§ **Directive**
Rewrite all of the material below as a numbered list, one item per line, and drop any blank lines.

= = = = =

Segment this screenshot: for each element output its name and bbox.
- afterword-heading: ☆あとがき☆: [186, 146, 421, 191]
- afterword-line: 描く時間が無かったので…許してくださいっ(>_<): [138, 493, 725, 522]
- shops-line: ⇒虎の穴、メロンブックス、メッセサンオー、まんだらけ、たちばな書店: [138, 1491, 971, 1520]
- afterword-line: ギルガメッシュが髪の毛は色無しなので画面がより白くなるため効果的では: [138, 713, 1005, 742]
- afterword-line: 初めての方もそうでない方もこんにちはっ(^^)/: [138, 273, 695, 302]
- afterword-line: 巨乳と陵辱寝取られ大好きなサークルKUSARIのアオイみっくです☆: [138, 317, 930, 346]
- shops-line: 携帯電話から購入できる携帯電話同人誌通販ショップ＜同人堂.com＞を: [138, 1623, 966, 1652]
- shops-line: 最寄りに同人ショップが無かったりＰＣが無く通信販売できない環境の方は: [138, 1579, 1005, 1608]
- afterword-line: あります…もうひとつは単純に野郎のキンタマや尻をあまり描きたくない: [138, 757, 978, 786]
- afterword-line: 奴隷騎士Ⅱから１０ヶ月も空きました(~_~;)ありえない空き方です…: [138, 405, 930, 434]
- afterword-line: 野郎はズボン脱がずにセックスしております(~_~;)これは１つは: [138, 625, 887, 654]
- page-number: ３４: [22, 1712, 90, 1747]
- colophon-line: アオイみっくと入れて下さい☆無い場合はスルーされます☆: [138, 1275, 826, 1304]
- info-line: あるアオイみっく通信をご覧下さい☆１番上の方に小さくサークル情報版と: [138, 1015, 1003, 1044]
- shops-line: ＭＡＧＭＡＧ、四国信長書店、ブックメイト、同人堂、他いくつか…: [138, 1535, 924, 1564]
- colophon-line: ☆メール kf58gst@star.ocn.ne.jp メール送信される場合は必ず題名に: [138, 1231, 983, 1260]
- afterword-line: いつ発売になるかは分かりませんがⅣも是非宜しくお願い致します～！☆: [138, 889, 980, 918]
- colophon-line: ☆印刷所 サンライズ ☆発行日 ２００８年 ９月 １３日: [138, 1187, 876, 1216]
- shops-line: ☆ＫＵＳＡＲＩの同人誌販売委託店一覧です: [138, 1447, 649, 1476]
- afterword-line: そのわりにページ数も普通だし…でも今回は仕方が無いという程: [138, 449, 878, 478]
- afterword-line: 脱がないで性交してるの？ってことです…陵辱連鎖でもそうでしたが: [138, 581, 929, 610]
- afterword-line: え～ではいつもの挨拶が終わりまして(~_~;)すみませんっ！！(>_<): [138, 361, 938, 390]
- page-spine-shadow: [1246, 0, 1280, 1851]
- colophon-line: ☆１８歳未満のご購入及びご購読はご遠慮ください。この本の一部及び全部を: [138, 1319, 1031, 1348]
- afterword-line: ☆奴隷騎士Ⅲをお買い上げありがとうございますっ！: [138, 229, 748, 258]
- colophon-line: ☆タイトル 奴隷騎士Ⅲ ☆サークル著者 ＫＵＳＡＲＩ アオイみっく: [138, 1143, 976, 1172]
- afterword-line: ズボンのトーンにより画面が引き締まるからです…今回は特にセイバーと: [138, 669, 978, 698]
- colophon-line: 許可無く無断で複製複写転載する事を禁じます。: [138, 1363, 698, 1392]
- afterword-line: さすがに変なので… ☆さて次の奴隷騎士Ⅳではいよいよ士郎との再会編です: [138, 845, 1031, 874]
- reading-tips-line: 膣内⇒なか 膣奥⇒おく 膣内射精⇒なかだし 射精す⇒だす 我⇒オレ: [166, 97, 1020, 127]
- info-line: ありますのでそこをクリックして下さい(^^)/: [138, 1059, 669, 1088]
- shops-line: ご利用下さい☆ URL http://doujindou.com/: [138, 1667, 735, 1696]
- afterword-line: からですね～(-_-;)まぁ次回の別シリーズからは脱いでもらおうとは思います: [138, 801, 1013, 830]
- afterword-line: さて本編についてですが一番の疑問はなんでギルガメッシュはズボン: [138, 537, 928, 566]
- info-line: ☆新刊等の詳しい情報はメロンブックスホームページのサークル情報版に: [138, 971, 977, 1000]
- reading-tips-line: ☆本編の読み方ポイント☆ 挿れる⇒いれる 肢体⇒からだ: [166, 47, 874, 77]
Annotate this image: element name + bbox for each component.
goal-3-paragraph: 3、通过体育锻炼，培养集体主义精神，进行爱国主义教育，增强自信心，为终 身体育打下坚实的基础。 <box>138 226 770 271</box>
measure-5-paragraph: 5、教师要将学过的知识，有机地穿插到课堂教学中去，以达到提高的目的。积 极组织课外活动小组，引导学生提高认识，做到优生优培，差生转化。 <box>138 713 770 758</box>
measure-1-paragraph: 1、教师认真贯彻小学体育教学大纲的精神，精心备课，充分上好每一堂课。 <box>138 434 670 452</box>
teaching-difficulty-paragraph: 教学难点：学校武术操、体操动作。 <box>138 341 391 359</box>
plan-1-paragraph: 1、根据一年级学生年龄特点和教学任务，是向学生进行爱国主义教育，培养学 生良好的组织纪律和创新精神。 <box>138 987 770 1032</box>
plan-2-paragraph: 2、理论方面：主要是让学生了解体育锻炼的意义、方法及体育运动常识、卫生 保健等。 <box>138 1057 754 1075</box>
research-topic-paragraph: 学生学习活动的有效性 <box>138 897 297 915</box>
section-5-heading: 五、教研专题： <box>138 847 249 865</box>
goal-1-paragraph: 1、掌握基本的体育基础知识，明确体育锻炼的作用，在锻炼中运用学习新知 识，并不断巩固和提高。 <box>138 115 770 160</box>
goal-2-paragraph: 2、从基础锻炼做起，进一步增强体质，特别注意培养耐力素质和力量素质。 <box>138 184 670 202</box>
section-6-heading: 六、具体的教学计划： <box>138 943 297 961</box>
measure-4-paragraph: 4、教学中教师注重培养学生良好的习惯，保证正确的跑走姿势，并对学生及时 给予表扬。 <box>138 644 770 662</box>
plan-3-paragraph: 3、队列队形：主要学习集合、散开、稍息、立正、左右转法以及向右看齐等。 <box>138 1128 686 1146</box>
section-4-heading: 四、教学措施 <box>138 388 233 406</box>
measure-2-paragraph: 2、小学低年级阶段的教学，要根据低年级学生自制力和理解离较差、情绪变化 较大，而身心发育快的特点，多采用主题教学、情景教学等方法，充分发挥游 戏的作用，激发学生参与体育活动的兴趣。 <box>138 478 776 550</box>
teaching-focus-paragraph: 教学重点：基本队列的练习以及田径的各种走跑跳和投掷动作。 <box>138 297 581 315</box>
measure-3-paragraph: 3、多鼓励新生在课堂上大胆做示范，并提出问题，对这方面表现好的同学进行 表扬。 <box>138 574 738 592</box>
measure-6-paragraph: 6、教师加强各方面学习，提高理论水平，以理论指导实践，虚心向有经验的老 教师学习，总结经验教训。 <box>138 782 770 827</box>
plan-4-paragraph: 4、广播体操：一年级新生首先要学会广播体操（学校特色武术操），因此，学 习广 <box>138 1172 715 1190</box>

= = = = =

§ **Answer in full**
1. Segment this screenshot: for each element output its name and bbox.
2. - afterword-heading: ☆あとがき☆: [186, 146, 421, 191]
3. - afterword-line: 描く時間が無かったので…許してくださいっ(>_<): [138, 493, 725, 522]
4. - shops-line: ⇒虎の穴、メロンブックス、メッセサンオー、まんだらけ、たちばな書店: [138, 1491, 971, 1520]
5. - afterword-line: ギルガメッシュが髪の毛は色無しなので画面がより白くなるため効果的では: [138, 713, 1005, 742]
6. - afterword-line: 初めての方もそうでない方もこんにちはっ(^^)/: [138, 273, 695, 302]
7. - afterword-line: 巨乳と陵辱寝取られ大好きなサークルKUSARIのアオイみっくです☆: [138, 317, 930, 346]
8. - shops-line: 携帯電話から購入できる携帯電話同人誌通販ショップ＜同人堂.com＞を: [138, 1623, 966, 1652]
9. - shops-line: 最寄りに同人ショップが無かったりＰＣが無く通信販売できない環境の方は: [138, 1579, 1005, 1608]
10. - afterword-line: あります…もうひとつは単純に野郎のキンタマや尻をあまり描きたくない: [138, 757, 978, 786]
11. - afterword-line: 奴隷騎士Ⅱから１０ヶ月も空きました(~_~;)ありえない空き方です…: [138, 405, 930, 434]
12. - afterword-line: 野郎はズボン脱がずにセックスしております(~_~;)これは１つは: [138, 625, 887, 654]
13. - page-number: ３４: [22, 1712, 90, 1747]
14. - colophon-line: アオイみっくと入れて下さい☆無い場合はスルーされます☆: [138, 1275, 826, 1304]
15. - info-line: あるアオイみっく通信をご覧下さい☆１番上の方に小さくサークル情報版と: [138, 1015, 1003, 1044]
16. - shops-line: ＭＡＧＭＡＧ、四国信長書店、ブックメイト、同人堂、他いくつか…: [138, 1535, 924, 1564]
17. - colophon-line: ☆メール kf58gst@star.ocn.ne.jp メール送信される場合は必ず題名に: [138, 1231, 983, 1260]
18. - afterword-line: いつ発売になるかは分かりませんがⅣも是非宜しくお願い致します～！☆: [138, 889, 980, 918]
19. - colophon-line: ☆印刷所 サンライズ ☆発行日 ２００８年 ９月 １３日: [138, 1187, 876, 1216]
20. - shops-line: ☆ＫＵＳＡＲＩの同人誌販売委託店一覧です: [138, 1447, 649, 1476]
21. - afterword-line: そのわりにページ数も普通だし…でも今回は仕方が無いという程: [138, 449, 878, 478]
22. - afterword-line: 脱がないで性交してるの？ってことです…陵辱連鎖でもそうでしたが: [138, 581, 929, 610]
23. - afterword-line: え～ではいつもの挨拶が終わりまして(~_~;)すみませんっ！！(>_<): [138, 361, 938, 390]
24. - page-spine-shadow: [1246, 0, 1280, 1851]
25. - colophon-line: ☆１８歳未満のご購入及びご購読はご遠慮ください。この本の一部及び全部を: [138, 1319, 1031, 1348]
26. - afterword-line: ☆奴隷騎士Ⅲをお買い上げありがとうございますっ！: [138, 229, 748, 258]
27. - colophon-line: ☆タイトル 奴隷騎士Ⅲ ☆サークル著者 ＫＵＳＡＲＩ アオイみっく: [138, 1143, 976, 1172]
28. - afterword-line: ズボンのトーンにより画面が引き締まるからです…今回は特にセイバーと: [138, 669, 978, 698]
29. - colophon-line: 許可無く無断で複製複写転載する事を禁じます。: [138, 1363, 698, 1392]
30. - afterword-line: さすがに変なので… ☆さて次の奴隷騎士Ⅳではいよいよ士郎との再会編です: [138, 845, 1031, 874]
31. - reading-tips-line: 膣内⇒なか 膣奥⇒おく 膣内射精⇒なかだし 射精す⇒だす 我⇒オレ: [166, 97, 1020, 127]
32. - info-line: ありますのでそこをクリックして下さい(^^)/: [138, 1059, 669, 1088]
33. - shops-line: ご利用下さい☆ URL http://doujindou.com/: [138, 1667, 735, 1696]
34. - afterword-line: からですね～(-_-;)まぁ次回の別シリーズからは脱いでもらおうとは思います: [138, 801, 1013, 830]
35. - afterword-line: さて本編についてですが一番の疑問はなんでギルガメッシュはズボン: [138, 537, 928, 566]
36. - info-line: ☆新刊等の詳しい情報はメロンブックスホームページのサークル情報版に: [138, 971, 977, 1000]
37. - reading-tips-line: ☆本編の読み方ポイント☆ 挿れる⇒いれる 肢体⇒からだ: [166, 47, 874, 77]
38. Annotate this image: element name + bbox for each component.
39. goal-3-paragraph: 3、通过体育锻炼，培养集体主义精神，进行爱国主义教育，增强自信心，为终 身体育打下坚实的基础。 <box>138 226 770 271</box>
40. measure-5-paragraph: 5、教师要将学过的知识，有机地穿插到课堂教学中去，以达到提高的目的。积 极组织课外活动小组，引导学生提高认识，做到优生优培，差生转化。 <box>138 713 770 758</box>
41. measure-1-paragraph: 1、教师认真贯彻小学体育教学大纲的精神，精心备课，充分上好每一堂课。 <box>138 434 670 452</box>
42. teaching-difficulty-paragraph: 教学难点：学校武术操、体操动作。 <box>138 341 391 359</box>
43. plan-1-paragraph: 1、根据一年级学生年龄特点和教学任务，是向学生进行爱国主义教育，培养学 生良好的组织纪律和创新精神。 <box>138 987 770 1032</box>
44. plan-2-paragraph: 2、理论方面：主要是让学生了解体育锻炼的意义、方法及体育运动常识、卫生 保健等。 <box>138 1057 754 1075</box>
45. research-topic-paragraph: 学生学习活动的有效性 <box>138 897 297 915</box>
46. section-5-heading: 五、教研专题： <box>138 847 249 865</box>
47. goal-1-paragraph: 1、掌握基本的体育基础知识，明确体育锻炼的作用，在锻炼中运用学习新知 识，并不断巩固和提高。 <box>138 115 770 160</box>
48. goal-2-paragraph: 2、从基础锻炼做起，进一步增强体质，特别注意培养耐力素质和力量素质。 <box>138 184 670 202</box>
49. section-6-heading: 六、具体的教学计划： <box>138 943 297 961</box>
50. measure-4-paragraph: 4、教学中教师注重培养学生良好的习惯，保证正确的跑走姿势，并对学生及时 给予表扬。 <box>138 644 770 662</box>
51. plan-3-paragraph: 3、队列队形：主要学习集合、散开、稍息、立正、左右转法以及向右看齐等。 <box>138 1128 686 1146</box>
52. section-4-heading: 四、教学措施 <box>138 388 233 406</box>
53. measure-2-paragraph: 2、小学低年级阶段的教学，要根据低年级学生自制力和理解离较差、情绪变化 较大，而身心发育快的特点，多采用主题教学、情景教学等方法，充分发挥游 戏的作用，激发学生参与体育活动的兴趣。 <box>138 478 776 550</box>
54. teaching-focus-paragraph: 教学重点：基本队列的练习以及田径的各种走跑跳和投掷动作。 <box>138 297 581 315</box>
55. measure-3-paragraph: 3、多鼓励新生在课堂上大胆做示范，并提出问题，对这方面表现好的同学进行 表扬。 <box>138 574 738 592</box>
56. measure-6-paragraph: 6、教师加强各方面学习，提高理论水平，以理论指导实践，虚心向有经验的老 教师学习，总结经验教训。 <box>138 782 770 827</box>
57. plan-4-paragraph: 4、广播体操：一年级新生首先要学会广播体操（学校特色武术操），因此，学 习广 <box>138 1172 715 1190</box>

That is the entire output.